• _RECORDS SUPPLIED_:
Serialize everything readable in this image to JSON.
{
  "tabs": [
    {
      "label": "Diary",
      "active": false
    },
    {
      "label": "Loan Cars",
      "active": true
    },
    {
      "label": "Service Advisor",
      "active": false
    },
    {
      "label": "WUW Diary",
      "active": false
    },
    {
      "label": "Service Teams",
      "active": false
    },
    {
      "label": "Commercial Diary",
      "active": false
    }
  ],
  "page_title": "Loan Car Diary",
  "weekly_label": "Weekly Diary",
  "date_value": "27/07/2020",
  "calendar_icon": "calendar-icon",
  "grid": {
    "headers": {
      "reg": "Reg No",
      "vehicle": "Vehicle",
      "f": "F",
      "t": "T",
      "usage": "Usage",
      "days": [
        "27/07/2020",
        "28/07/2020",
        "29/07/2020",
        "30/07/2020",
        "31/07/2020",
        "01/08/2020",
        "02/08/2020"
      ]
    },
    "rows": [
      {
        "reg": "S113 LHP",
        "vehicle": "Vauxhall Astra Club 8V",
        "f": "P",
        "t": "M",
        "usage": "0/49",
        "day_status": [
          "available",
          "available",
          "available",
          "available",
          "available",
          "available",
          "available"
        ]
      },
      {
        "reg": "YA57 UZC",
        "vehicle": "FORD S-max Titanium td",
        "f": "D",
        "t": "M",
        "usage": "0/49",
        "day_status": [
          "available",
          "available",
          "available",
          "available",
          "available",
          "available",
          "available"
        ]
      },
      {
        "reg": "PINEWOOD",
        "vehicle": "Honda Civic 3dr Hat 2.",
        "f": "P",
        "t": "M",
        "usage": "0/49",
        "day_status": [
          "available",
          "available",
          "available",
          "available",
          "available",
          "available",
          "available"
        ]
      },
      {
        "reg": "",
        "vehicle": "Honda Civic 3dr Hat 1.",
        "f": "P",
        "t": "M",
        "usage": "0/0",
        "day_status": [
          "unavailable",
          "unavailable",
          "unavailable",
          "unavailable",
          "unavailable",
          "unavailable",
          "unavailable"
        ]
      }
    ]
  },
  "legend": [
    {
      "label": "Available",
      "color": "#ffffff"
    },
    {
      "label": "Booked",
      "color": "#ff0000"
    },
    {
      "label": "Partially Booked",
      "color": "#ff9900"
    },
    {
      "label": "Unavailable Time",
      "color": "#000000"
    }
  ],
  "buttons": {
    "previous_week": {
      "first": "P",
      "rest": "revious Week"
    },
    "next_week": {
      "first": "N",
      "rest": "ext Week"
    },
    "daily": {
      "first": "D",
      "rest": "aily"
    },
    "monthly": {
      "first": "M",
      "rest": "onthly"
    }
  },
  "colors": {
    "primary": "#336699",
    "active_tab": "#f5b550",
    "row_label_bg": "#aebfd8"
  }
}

• _TASK GOAL_:
Search the entries for the word "Civic", then list each line that holds it.

• _SOLUTION TO THIS PROBLEM_:
        "vehicle": "Honda Civic 3dr Hat 2.",
        "vehicle": "Honda Civic 3dr Hat 1.",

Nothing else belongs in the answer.